Exercise description
Without the pictures, copy the entries below word for word.

[Figure collection entries]
========
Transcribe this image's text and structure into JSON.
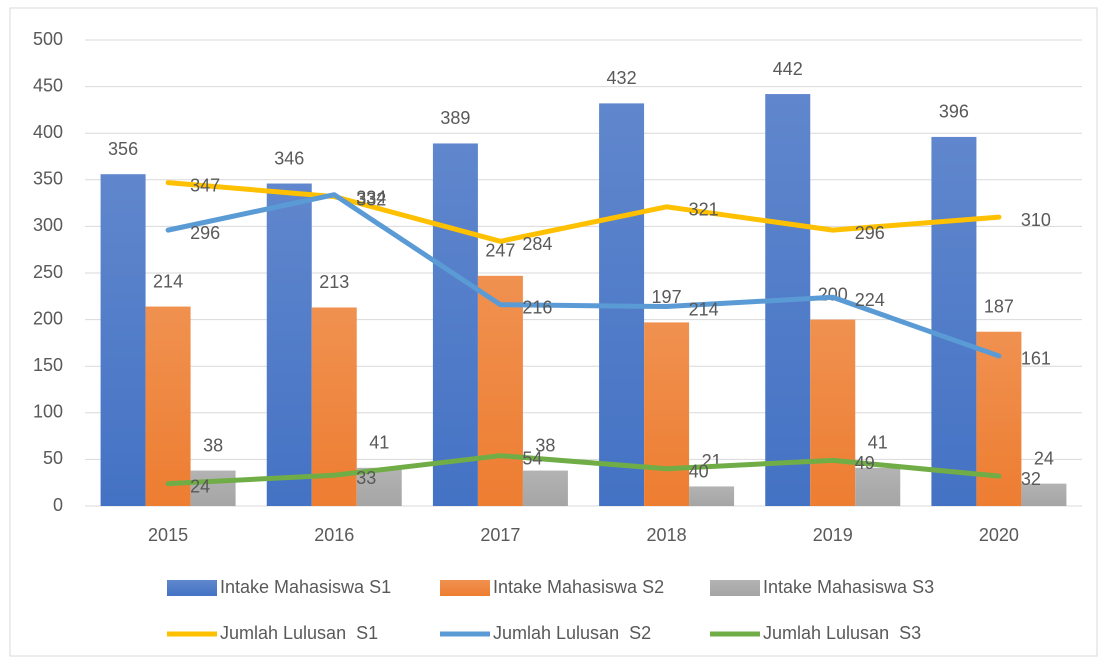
{
  "chart_data": {
    "type": "bar",
    "categories": [
      "2015",
      "2016",
      "2017",
      "2018",
      "2019",
      "2020"
    ],
    "ylim": [
      0,
      500
    ],
    "yticks": [
      0,
      50,
      100,
      150,
      200,
      250,
      300,
      350,
      400,
      450,
      500
    ],
    "grid": true,
    "series": [
      {
        "name": "Intake Mahasiswa S1",
        "type": "bar",
        "color": "#4472c4",
        "values": [
          356,
          346,
          389,
          432,
          442,
          396
        ]
      },
      {
        "name": "Intake Mahasiswa S2",
        "type": "bar",
        "color": "#ed7d31",
        "values": [
          214,
          213,
          247,
          197,
          200,
          187
        ]
      },
      {
        "name": "Intake Mahasiswa S3",
        "type": "bar",
        "color": "#a5a5a5",
        "values": [
          38,
          41,
          38,
          21,
          41,
          24
        ]
      },
      {
        "name": "Jumlah Lulusan  S1",
        "type": "line",
        "color": "#ffc000",
        "values": [
          347,
          332,
          284,
          321,
          296,
          310
        ]
      },
      {
        "name": "Jumlah Lulusan  S2",
        "type": "line",
        "color": "#5b9bd5",
        "values": [
          296,
          334,
          216,
          214,
          224,
          161
        ]
      },
      {
        "name": "Jumlah Lulusan  S3",
        "type": "line",
        "color": "#70ad47",
        "values": [
          24,
          33,
          54,
          40,
          49,
          32
        ]
      }
    ]
  }
}
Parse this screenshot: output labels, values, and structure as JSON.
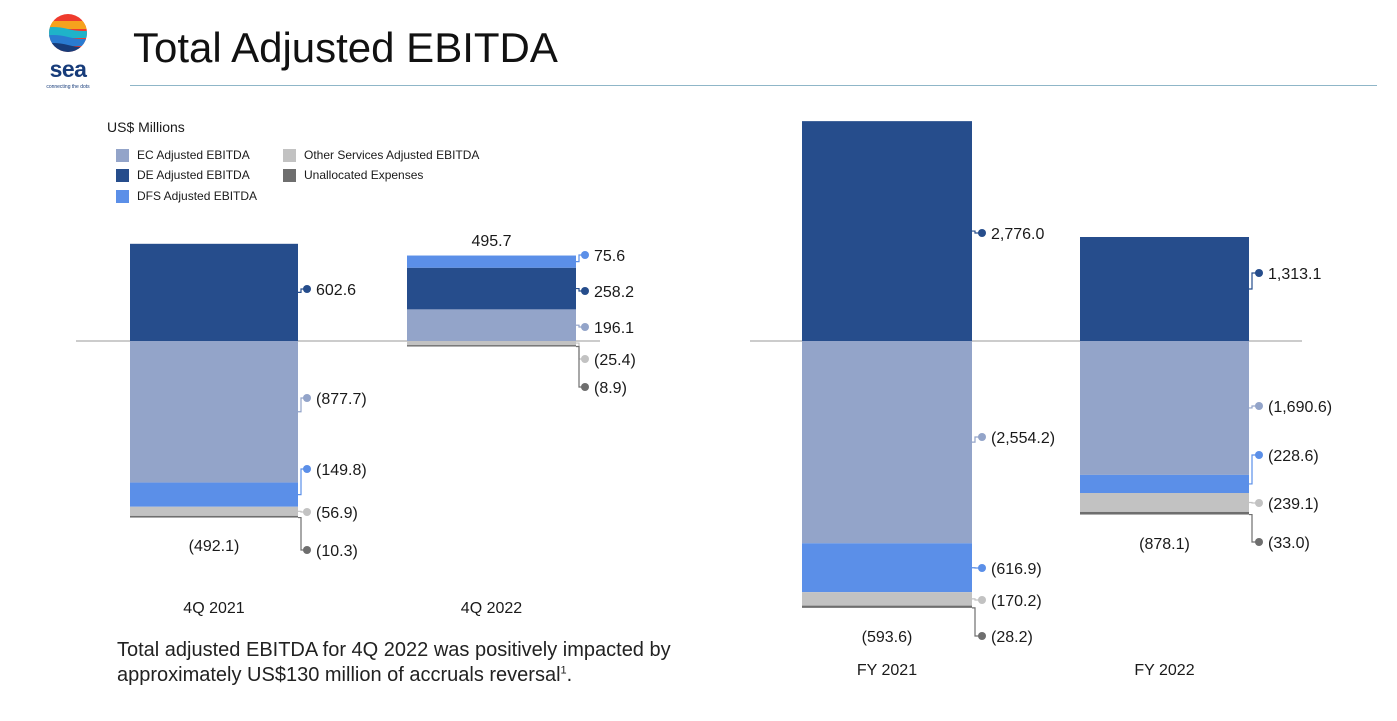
{
  "header": {
    "logo_word": "sea",
    "logo_tagline": "connecting the dots",
    "title": "Total Adjusted EBITDA"
  },
  "colors": {
    "ec": "#93a4c9",
    "de": "#264d8c",
    "dfs": "#5b8fe8",
    "other": "#c2c2c2",
    "unallocated": "#6e6e6e",
    "axis_line": "#9a9a9a"
  },
  "units_label": "US$ Millions",
  "legend": [
    {
      "key": "ec",
      "label": "EC Adjusted EBITDA"
    },
    {
      "key": "de",
      "label": "DE Adjusted EBITDA"
    },
    {
      "key": "dfs",
      "label": "DFS Adjusted EBITDA"
    },
    {
      "key": "other",
      "label": "Other Services Adjusted EBITDA"
    },
    {
      "key": "unallocated",
      "label": "Unallocated Expenses"
    }
  ],
  "footnote": {
    "text": "Total adjusted EBITDA for 4Q 2022 was positively impacted by approximately US$130 million of accruals reversal",
    "sup": "1",
    "end": "."
  },
  "chart_data": [
    {
      "type": "bar",
      "subtype": "stacked",
      "title": "",
      "categories": [
        "4Q 2021",
        "4Q 2022"
      ],
      "series": [
        {
          "name": "DFS Adjusted EBITDA",
          "key": "dfs",
          "values": [
            -149.8,
            75.6
          ],
          "labels": [
            "(149.8)",
            "75.6"
          ]
        },
        {
          "name": "DE Adjusted EBITDA",
          "key": "de",
          "values": [
            602.6,
            258.2
          ],
          "labels": [
            "602.6",
            "258.2"
          ]
        },
        {
          "name": "EC Adjusted EBITDA",
          "key": "ec",
          "values": [
            -877.7,
            196.1
          ],
          "labels": [
            "(877.7)",
            "196.1"
          ]
        },
        {
          "name": "Other Services Adjusted EBITDA",
          "key": "other",
          "values": [
            -56.9,
            -25.4
          ],
          "labels": [
            "(56.9)",
            "(25.4)"
          ]
        },
        {
          "name": "Unallocated Expenses",
          "key": "unallocated",
          "values": [
            -10.3,
            -8.9
          ],
          "labels": [
            "(10.3)",
            "(8.9)"
          ]
        }
      ],
      "totals": [
        -492.1,
        495.7
      ],
      "total_labels": [
        "(492.1)",
        "495.7"
      ]
    },
    {
      "type": "bar",
      "subtype": "stacked",
      "title": "",
      "categories": [
        "FY 2021",
        "FY 2022"
      ],
      "series": [
        {
          "name": "DFS Adjusted EBITDA",
          "key": "dfs",
          "values": [
            -616.9,
            -228.6
          ],
          "labels": [
            "(616.9)",
            "(228.6)"
          ]
        },
        {
          "name": "DE Adjusted EBITDA",
          "key": "de",
          "values": [
            2776.0,
            1313.1
          ],
          "labels": [
            "2,776.0",
            "1,313.1"
          ]
        },
        {
          "name": "EC Adjusted EBITDA",
          "key": "ec",
          "values": [
            -2554.2,
            -1690.6
          ],
          "labels": [
            "(2,554.2)",
            "(1,690.6)"
          ]
        },
        {
          "name": "Other Services Adjusted EBITDA",
          "key": "other",
          "values": [
            -170.2,
            -239.1
          ],
          "labels": [
            "(170.2)",
            "(239.1)"
          ]
        },
        {
          "name": "Unallocated Expenses",
          "key": "unallocated",
          "values": [
            -28.2,
            -33.0
          ],
          "labels": [
            "(28.2)",
            "(33.0)"
          ]
        }
      ],
      "totals": [
        -593.6,
        -878.1
      ],
      "total_labels": [
        "(593.6)",
        "(878.1)"
      ]
    }
  ]
}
========
Task solution
Transcribe this image's text and structure into JSON.
{
  "chart_data": {
    "type": "bar",
    "categories": [
      "2015",
      "2016",
      "2017",
      "2018",
      "2019",
      "2020"
    ],
    "ylim": [
      0,
      500
    ],
    "yticks": [
      0,
      50,
      100,
      150,
      200,
      250,
      300,
      350,
      400,
      450,
      500
    ],
    "grid": true,
    "series": [
      {
        "name": "Intake Mahasiswa S1",
        "type": "bar",
        "color": "#4472c4",
        "values": [
          356,
          346,
          389,
          432,
          442,
          396
        ]
      },
      {
        "name": "Intake Mahasiswa S2",
        "type": "bar",
        "color": "#ed7d31",
        "values": [
          214,
          213,
          247,
          197,
          200,
          187
        ]
      },
      {
        "name": "Intake Mahasiswa S3",
        "type": "bar",
        "color": "#a5a5a5",
        "values": [
          38,
          41,
          38,
          21,
          41,
          24
        ]
      },
      {
        "name": "Jumlah Lulusan  S1",
        "type": "line",
        "color": "#ffc000",
        "values": [
          347,
          332,
          284,
          321,
          296,
          310
        ]
      },
      {
        "name": "Jumlah Lulusan  S2",
        "type": "line",
        "color": "#5b9bd5",
        "values": [
          296,
          334,
          216,
          214,
          224,
          161
        ]
      },
      {
        "name": "Jumlah Lulusan  S3",
        "type": "line",
        "color": "#70ad47",
        "values": [
          24,
          33,
          54,
          40,
          49,
          32
        ]
      }
    ]
  }
}
Parse this screenshot: output labels, values, and structure as JSON.
{
  "header": {
    "logo_word": "sea",
    "logo_tagline": "connecting the dots",
    "title": "Total Adjusted EBITDA"
  },
  "colors": {
    "ec": "#93a4c9",
    "de": "#264d8c",
    "dfs": "#5b8fe8",
    "other": "#c2c2c2",
    "unallocated": "#6e6e6e",
    "axis_line": "#9a9a9a"
  },
  "units_label": "US$ Millions",
  "legend": [
    {
      "key": "ec",
      "label": "EC Adjusted EBITDA"
    },
    {
      "key": "de",
      "label": "DE Adjusted EBITDA"
    },
    {
      "key": "dfs",
      "label": "DFS Adjusted EBITDA"
    },
    {
      "key": "other",
      "label": "Other Services Adjusted EBITDA"
    },
    {
      "key": "unallocated",
      "label": "Unallocated Expenses"
    }
  ],
  "footnote": {
    "text": "Total adjusted EBITDA for 4Q 2022 was positively impacted by approximately US$130 million of accruals reversal",
    "sup": "1",
    "end": "."
  },
  "chart_data": [
    {
      "type": "bar",
      "subtype": "stacked",
      "title": "",
      "categories": [
        "4Q 2021",
        "4Q 2022"
      ],
      "series": [
        {
          "name": "DFS Adjusted EBITDA",
          "key": "dfs",
          "values": [
            -149.8,
            75.6
          ],
          "labels": [
            "(149.8)",
            "75.6"
          ]
        },
        {
          "name": "DE Adjusted EBITDA",
          "key": "de",
          "values": [
            602.6,
            258.2
          ],
          "labels": [
            "602.6",
            "258.2"
          ]
        },
        {
          "name": "EC Adjusted EBITDA",
          "key": "ec",
          "values": [
            -877.7,
            196.1
          ],
          "labels": [
            "(877.7)",
            "196.1"
          ]
        },
        {
          "name": "Other Services Adjusted EBITDA",
          "key": "other",
          "values": [
            -56.9,
            -25.4
          ],
          "labels": [
            "(56.9)",
            "(25.4)"
          ]
        },
        {
          "name": "Unallocated Expenses",
          "key": "unallocated",
          "values": [
            -10.3,
            -8.9
          ],
          "labels": [
            "(10.3)",
            "(8.9)"
          ]
        }
      ],
      "totals": [
        -492.1,
        495.7
      ],
      "total_labels": [
        "(492.1)",
        "495.7"
      ]
    },
    {
      "type": "bar",
      "subtype": "stacked",
      "title": "",
      "categories": [
        "FY 2021",
        "FY 2022"
      ],
      "series": [
        {
          "name": "DFS Adjusted EBITDA",
          "key": "dfs",
          "values": [
            -616.9,
            -228.6
          ],
          "labels": [
            "(616.9)",
            "(228.6)"
          ]
        },
        {
          "name": "DE Adjusted EBITDA",
          "key": "de",
          "values": [
            2776.0,
            1313.1
          ],
          "labels": [
            "2,776.0",
            "1,313.1"
          ]
        },
        {
          "name": "EC Adjusted EBITDA",
          "key": "ec",
          "values": [
            -2554.2,
            -1690.6
          ],
          "labels": [
            "(2,554.2)",
            "(1,690.6)"
          ]
        },
        {
          "name": "Other Services Adjusted EBITDA",
          "key": "other",
          "values": [
            -170.2,
            -239.1
          ],
          "labels": [
            "(170.2)",
            "(239.1)"
          ]
        },
        {
          "name": "Unallocated Expenses",
          "key": "unallocated",
          "values": [
            -28.2,
            -33.0
          ],
          "labels": [
            "(28.2)",
            "(33.0)"
          ]
        }
      ],
      "totals": [
        -593.6,
        -878.1
      ],
      "total_labels": [
        "(593.6)",
        "(878.1)"
      ]
    }
  ]
}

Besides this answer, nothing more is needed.